— TASK REQUIREMENTS —
In the material below, list every line carrying the string "content".

(Rows from a dataset)
--

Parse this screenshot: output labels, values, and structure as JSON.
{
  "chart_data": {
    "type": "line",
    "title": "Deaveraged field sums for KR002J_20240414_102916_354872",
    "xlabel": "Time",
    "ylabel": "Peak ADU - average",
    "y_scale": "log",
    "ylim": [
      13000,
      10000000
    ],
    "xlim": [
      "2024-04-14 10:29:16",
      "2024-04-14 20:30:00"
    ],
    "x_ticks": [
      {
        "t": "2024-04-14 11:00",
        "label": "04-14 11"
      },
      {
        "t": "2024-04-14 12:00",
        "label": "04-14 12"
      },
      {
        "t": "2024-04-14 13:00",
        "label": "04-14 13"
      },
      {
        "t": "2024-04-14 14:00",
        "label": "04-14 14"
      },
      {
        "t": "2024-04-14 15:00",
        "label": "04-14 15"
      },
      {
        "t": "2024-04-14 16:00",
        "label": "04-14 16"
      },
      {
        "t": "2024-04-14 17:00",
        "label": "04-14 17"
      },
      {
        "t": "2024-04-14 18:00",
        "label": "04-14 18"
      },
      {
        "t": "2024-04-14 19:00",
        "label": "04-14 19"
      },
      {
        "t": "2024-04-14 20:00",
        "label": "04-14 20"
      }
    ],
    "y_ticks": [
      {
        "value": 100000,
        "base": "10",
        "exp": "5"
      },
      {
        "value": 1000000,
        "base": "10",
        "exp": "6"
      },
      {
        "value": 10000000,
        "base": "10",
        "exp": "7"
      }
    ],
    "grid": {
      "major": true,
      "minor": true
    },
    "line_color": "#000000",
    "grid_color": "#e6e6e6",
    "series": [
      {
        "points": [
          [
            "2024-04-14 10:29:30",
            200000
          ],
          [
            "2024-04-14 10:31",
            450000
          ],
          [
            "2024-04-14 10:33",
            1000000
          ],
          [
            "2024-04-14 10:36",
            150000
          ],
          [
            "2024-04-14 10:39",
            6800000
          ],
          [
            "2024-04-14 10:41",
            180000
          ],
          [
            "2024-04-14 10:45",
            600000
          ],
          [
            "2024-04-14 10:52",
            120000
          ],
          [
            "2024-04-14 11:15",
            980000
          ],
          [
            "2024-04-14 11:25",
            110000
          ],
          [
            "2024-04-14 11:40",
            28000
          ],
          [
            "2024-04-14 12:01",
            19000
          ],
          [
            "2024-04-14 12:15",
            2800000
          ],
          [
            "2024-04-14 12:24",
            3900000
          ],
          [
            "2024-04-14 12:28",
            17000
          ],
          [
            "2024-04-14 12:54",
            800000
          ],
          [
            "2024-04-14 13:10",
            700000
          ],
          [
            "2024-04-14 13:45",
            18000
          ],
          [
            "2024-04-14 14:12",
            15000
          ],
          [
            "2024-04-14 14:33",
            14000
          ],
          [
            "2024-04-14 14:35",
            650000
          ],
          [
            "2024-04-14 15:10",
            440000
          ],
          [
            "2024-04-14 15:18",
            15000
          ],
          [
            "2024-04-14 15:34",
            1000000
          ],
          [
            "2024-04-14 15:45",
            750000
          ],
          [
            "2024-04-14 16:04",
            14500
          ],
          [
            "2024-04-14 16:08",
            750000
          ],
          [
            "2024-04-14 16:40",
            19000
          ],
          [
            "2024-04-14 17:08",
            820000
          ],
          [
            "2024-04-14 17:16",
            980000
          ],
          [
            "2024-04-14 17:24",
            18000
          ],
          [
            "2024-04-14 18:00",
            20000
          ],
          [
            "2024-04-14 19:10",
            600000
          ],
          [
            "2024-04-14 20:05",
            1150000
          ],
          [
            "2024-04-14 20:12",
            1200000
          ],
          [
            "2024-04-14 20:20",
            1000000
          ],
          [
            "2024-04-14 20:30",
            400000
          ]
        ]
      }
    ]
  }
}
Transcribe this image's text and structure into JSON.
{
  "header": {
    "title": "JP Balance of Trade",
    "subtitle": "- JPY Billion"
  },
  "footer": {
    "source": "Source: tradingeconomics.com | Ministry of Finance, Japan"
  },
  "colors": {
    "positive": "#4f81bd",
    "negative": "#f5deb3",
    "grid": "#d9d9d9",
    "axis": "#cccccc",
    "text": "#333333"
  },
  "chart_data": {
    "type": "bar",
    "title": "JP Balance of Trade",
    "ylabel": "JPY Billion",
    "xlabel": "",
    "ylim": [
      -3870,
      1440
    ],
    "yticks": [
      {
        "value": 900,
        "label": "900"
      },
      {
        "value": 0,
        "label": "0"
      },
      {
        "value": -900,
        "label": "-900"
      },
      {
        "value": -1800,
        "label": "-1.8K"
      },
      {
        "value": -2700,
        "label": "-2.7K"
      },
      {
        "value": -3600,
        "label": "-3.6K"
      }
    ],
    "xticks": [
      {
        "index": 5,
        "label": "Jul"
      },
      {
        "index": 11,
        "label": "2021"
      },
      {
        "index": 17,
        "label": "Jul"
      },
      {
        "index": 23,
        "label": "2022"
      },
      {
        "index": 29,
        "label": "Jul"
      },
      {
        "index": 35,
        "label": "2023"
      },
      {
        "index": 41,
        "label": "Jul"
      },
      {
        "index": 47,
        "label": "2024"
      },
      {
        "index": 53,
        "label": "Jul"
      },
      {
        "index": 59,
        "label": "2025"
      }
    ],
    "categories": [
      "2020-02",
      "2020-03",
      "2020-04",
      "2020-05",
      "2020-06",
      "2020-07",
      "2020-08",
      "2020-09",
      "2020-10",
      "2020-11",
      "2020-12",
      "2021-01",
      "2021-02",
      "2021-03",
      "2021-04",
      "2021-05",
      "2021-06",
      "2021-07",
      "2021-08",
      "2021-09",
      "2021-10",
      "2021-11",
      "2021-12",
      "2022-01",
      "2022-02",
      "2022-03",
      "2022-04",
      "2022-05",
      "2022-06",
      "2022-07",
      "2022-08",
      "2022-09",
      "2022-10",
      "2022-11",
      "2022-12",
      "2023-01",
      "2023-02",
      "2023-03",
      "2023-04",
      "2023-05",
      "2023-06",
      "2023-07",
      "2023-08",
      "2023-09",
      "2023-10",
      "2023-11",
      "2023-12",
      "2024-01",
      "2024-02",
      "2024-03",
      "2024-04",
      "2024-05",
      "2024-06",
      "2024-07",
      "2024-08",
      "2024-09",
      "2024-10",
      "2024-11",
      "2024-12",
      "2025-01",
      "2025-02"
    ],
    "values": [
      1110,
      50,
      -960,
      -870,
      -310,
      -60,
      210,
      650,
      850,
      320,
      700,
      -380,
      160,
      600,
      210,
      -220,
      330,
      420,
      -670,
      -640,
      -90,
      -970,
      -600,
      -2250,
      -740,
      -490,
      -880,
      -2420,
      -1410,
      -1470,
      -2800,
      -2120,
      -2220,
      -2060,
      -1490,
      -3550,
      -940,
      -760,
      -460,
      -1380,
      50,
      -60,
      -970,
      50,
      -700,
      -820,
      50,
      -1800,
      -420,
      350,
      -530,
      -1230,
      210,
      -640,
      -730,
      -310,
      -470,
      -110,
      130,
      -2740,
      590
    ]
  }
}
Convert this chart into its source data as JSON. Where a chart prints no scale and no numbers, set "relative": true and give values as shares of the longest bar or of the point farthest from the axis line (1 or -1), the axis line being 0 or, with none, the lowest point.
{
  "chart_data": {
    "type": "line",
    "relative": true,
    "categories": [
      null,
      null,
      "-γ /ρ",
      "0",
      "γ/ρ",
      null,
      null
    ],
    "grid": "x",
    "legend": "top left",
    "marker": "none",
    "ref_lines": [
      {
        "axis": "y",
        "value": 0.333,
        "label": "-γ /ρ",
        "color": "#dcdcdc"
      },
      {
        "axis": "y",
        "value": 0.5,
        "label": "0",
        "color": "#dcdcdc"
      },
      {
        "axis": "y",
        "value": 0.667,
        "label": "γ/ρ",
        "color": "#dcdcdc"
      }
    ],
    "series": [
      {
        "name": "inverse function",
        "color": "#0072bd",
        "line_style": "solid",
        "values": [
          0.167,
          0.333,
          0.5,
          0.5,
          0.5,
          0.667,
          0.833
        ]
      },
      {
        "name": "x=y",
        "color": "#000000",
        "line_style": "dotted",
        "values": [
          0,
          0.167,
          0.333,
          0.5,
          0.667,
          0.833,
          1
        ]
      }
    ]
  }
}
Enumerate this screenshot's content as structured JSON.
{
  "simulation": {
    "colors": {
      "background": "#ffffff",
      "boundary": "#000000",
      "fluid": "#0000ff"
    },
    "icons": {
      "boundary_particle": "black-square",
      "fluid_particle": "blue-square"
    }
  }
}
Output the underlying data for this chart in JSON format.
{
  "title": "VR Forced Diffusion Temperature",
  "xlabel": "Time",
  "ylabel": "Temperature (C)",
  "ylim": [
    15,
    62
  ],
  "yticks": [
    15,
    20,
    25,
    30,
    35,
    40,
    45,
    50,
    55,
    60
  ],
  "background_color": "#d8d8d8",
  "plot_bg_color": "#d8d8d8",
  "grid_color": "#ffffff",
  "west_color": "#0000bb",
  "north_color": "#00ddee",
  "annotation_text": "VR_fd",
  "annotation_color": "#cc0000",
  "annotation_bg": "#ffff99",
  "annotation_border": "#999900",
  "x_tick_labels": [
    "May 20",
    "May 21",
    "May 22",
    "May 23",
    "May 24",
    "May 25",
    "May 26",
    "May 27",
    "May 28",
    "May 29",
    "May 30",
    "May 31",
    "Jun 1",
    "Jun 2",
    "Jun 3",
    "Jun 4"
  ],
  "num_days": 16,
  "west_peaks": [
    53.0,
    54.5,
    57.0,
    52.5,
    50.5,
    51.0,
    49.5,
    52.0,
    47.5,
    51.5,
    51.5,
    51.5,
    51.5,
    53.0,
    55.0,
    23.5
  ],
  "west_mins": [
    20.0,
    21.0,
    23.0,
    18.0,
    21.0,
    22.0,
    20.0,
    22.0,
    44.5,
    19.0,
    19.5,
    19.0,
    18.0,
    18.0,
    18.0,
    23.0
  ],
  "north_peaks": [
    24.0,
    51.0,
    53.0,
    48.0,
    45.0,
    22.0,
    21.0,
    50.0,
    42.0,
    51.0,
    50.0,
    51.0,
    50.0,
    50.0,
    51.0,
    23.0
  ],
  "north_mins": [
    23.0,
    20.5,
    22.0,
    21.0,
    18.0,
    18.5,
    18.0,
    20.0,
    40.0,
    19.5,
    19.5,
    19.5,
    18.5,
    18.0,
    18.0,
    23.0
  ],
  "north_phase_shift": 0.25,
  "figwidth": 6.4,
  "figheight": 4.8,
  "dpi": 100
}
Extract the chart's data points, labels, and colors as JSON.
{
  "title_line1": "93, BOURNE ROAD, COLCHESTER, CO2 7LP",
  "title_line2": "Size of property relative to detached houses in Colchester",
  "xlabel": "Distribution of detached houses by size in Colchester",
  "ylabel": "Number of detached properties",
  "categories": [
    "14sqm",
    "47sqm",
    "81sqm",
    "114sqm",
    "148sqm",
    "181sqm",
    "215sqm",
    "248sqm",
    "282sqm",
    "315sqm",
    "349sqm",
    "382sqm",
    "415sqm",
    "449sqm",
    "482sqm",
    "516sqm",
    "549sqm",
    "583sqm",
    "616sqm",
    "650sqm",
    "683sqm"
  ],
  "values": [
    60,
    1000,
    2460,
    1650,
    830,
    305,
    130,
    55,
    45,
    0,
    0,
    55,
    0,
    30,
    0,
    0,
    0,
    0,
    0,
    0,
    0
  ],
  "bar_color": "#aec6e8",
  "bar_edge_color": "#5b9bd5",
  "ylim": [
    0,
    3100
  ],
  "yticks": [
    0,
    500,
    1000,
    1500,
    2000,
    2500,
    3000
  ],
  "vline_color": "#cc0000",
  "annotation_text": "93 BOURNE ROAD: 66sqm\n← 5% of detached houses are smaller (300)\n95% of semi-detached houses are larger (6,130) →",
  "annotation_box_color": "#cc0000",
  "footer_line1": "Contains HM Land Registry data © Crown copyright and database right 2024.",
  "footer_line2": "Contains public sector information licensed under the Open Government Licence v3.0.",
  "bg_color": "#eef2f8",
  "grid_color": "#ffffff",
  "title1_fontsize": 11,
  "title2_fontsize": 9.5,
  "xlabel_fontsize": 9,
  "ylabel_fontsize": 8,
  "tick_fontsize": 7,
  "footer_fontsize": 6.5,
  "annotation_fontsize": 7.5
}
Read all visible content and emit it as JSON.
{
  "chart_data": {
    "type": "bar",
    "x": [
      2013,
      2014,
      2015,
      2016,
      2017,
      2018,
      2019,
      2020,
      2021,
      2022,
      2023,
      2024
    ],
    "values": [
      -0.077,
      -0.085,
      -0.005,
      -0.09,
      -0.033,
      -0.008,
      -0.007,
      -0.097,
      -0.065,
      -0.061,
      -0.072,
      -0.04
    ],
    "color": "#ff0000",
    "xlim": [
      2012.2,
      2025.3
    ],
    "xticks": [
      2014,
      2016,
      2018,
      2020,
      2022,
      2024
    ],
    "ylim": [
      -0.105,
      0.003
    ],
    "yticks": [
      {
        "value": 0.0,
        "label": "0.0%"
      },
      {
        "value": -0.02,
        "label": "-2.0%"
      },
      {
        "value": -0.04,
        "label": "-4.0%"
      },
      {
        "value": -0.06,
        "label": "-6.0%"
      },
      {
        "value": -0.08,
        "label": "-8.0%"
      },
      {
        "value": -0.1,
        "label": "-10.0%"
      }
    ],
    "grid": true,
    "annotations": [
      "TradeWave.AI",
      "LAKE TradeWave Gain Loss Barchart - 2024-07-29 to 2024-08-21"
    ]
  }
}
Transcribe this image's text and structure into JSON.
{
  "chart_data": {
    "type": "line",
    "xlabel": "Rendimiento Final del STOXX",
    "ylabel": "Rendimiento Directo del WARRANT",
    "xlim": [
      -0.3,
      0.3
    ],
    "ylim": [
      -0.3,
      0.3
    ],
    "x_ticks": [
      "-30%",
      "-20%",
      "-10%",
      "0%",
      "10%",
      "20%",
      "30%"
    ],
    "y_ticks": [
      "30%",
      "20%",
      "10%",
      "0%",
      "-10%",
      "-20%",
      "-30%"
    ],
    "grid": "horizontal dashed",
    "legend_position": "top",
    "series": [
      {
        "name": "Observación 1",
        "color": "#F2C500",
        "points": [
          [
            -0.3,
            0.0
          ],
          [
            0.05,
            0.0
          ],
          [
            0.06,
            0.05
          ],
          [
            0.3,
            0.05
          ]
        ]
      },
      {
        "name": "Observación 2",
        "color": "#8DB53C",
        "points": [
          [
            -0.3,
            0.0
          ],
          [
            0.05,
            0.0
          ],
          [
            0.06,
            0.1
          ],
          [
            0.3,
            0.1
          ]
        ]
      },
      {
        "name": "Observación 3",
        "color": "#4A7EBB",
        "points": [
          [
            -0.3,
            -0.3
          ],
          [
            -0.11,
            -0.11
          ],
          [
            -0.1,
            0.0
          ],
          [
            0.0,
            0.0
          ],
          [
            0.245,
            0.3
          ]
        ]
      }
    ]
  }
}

--

— SOLVED PROBLEM —
Enumerate this screenshot's content as structured JSON.
Read all visible content and emit it as JSON.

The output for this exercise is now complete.